Stated goal: Check the listing below for lines with the word "Delhi" and say how many there are, with nothing but the number.

-- Exercise material start --

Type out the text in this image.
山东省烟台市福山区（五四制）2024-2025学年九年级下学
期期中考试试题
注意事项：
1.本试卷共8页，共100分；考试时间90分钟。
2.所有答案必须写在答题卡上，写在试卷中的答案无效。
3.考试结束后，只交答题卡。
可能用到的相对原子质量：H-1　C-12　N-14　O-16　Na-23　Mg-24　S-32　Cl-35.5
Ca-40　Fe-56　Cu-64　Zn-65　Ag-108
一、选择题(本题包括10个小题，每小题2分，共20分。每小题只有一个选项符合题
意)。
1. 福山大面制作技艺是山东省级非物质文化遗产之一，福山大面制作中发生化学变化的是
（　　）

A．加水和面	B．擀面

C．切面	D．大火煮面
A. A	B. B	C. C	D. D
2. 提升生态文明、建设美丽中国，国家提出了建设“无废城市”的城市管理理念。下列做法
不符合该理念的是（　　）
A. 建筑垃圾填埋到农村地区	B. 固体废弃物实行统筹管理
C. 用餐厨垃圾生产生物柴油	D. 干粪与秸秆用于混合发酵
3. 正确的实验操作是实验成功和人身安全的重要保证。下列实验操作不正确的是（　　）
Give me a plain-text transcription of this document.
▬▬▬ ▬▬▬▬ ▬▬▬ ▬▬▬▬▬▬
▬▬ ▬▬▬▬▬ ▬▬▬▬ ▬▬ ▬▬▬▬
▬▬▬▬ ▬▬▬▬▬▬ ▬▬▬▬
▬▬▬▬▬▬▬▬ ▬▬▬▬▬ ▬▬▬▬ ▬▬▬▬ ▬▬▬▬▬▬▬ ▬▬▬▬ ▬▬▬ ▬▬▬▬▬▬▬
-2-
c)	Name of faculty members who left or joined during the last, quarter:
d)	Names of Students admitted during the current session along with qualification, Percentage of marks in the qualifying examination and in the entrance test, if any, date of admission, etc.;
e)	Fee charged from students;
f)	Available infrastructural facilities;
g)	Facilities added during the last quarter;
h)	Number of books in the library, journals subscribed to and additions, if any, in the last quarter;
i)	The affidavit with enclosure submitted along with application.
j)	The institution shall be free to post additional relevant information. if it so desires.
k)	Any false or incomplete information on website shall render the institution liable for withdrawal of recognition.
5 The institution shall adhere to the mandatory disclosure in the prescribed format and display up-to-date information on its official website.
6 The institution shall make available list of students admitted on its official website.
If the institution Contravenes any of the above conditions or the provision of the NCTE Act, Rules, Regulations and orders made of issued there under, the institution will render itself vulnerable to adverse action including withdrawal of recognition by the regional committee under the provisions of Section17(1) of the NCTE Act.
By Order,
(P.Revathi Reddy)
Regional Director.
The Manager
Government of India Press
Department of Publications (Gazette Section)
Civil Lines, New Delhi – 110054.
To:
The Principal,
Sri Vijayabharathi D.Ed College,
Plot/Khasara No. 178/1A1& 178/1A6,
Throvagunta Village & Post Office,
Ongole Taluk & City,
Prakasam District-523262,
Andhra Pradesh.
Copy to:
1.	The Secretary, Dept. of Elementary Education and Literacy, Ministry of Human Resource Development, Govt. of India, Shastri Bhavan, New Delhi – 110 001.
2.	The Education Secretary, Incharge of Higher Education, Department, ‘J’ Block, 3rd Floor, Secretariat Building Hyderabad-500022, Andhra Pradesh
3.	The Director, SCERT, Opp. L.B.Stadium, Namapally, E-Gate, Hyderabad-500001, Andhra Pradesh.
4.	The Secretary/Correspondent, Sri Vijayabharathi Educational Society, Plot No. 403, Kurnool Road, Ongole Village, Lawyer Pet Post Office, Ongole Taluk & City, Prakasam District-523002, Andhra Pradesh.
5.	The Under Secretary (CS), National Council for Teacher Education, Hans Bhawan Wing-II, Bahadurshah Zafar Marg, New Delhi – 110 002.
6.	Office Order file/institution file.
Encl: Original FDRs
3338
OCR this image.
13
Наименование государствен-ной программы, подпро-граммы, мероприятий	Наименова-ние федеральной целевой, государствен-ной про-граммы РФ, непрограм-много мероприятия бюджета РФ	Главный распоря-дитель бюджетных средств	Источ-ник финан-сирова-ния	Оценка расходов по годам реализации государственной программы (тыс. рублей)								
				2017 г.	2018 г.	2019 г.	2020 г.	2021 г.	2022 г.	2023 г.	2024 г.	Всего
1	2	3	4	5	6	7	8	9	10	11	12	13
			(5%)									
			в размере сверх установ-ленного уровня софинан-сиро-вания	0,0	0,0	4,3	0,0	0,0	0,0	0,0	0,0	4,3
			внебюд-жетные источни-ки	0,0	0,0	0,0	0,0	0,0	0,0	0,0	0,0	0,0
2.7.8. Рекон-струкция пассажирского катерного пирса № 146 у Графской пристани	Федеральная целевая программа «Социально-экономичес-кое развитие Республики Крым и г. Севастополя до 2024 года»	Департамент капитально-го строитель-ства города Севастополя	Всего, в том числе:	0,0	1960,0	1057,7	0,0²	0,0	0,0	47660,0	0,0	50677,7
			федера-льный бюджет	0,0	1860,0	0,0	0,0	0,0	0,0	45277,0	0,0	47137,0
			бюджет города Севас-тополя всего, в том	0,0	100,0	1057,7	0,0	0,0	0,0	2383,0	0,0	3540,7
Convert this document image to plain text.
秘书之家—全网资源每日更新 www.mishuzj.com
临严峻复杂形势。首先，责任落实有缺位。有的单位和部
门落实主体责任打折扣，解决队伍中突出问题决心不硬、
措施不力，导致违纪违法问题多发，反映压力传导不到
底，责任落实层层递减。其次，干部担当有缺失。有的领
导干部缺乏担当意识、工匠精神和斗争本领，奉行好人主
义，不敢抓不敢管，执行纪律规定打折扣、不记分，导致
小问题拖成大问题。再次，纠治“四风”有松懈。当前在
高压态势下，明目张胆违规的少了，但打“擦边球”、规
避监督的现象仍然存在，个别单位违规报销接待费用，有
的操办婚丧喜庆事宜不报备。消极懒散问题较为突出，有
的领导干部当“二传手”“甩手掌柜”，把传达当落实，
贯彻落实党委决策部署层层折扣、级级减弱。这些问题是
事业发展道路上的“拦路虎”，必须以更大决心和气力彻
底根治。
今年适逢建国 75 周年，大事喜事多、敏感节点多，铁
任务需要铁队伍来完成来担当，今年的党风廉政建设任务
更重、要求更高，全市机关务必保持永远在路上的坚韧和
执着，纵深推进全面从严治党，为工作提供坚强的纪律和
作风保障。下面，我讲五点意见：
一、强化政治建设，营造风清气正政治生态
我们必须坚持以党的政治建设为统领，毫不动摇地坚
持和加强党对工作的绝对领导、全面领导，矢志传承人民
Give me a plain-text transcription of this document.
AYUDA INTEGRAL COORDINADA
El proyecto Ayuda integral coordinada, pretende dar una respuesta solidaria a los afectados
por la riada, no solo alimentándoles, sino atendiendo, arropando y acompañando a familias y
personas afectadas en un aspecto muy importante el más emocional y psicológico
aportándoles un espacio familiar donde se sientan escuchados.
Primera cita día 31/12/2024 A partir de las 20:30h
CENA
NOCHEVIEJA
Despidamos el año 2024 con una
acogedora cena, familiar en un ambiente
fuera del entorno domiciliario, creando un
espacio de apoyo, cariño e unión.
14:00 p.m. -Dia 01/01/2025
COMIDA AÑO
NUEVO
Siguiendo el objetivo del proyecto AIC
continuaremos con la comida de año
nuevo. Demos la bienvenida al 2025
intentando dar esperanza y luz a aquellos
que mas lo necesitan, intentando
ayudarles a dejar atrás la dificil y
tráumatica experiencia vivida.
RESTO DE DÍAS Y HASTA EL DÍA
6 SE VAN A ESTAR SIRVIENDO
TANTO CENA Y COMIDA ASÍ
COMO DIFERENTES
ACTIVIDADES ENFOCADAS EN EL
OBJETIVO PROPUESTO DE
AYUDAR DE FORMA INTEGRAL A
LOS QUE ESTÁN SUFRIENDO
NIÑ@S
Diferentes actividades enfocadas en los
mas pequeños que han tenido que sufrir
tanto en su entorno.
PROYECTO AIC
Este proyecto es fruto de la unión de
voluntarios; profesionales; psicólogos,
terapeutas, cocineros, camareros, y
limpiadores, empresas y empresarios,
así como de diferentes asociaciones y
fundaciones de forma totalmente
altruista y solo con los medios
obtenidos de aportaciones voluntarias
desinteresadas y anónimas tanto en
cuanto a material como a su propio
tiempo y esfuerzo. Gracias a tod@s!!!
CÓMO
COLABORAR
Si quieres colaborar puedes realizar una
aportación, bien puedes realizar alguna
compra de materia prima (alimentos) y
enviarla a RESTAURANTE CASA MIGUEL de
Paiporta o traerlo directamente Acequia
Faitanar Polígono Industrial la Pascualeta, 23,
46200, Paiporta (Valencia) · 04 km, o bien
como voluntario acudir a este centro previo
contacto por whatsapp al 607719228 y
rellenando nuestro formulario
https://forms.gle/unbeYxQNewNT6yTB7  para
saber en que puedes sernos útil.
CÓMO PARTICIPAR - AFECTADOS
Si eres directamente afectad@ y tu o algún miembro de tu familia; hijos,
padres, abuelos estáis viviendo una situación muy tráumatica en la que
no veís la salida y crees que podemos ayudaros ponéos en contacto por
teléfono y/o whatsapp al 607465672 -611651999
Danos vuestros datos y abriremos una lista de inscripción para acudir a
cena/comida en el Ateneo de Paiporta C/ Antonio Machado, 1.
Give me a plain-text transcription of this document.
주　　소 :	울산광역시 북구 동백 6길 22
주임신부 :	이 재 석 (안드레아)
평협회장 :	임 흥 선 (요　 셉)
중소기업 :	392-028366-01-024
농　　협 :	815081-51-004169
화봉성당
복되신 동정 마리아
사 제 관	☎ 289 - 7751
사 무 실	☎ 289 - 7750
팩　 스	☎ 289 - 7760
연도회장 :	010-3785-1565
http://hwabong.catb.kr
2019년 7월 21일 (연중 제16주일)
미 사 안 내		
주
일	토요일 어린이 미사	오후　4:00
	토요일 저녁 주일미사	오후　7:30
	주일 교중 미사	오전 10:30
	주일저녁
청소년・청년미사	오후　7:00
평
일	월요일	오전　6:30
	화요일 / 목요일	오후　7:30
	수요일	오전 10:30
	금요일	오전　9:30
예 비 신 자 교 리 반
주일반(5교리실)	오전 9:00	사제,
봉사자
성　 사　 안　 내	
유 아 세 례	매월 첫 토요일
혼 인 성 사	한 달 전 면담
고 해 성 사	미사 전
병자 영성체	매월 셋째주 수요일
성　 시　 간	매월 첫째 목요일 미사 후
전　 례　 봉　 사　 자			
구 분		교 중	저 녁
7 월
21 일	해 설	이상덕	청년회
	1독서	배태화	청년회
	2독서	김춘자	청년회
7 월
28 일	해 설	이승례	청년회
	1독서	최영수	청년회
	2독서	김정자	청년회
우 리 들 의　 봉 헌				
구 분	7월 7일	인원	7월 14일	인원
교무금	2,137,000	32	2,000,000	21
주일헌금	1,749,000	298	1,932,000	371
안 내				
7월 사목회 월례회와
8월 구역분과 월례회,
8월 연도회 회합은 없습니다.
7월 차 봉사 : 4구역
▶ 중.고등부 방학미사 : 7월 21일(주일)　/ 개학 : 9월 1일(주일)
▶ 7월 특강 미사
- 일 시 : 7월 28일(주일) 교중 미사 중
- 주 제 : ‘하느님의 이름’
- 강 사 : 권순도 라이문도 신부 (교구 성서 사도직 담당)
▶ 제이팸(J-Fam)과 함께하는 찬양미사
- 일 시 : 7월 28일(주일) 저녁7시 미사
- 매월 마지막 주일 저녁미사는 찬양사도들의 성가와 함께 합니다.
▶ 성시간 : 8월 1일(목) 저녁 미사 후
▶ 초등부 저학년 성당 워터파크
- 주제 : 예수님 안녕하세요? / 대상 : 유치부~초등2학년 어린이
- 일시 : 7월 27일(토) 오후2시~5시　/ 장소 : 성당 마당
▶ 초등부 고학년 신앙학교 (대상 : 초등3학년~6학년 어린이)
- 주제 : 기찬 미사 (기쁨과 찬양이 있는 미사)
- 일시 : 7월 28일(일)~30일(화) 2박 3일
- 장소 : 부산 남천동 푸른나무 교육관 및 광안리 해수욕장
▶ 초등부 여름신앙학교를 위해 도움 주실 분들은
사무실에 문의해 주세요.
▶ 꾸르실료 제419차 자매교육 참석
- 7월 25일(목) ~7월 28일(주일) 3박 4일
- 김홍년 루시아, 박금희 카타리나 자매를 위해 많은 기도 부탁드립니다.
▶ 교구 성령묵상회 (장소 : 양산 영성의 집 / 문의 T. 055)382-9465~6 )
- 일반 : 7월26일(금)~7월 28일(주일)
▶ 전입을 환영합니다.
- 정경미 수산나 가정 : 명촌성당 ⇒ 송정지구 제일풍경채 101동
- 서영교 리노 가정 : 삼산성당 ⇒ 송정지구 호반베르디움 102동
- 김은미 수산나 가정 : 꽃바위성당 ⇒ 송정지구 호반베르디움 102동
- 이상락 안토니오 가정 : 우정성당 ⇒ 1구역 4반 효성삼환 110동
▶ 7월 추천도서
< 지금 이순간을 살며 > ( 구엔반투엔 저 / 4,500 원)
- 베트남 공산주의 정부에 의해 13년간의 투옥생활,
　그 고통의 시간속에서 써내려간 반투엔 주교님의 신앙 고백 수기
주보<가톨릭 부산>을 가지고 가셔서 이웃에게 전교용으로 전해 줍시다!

-- Exercise material end --

Written response: 3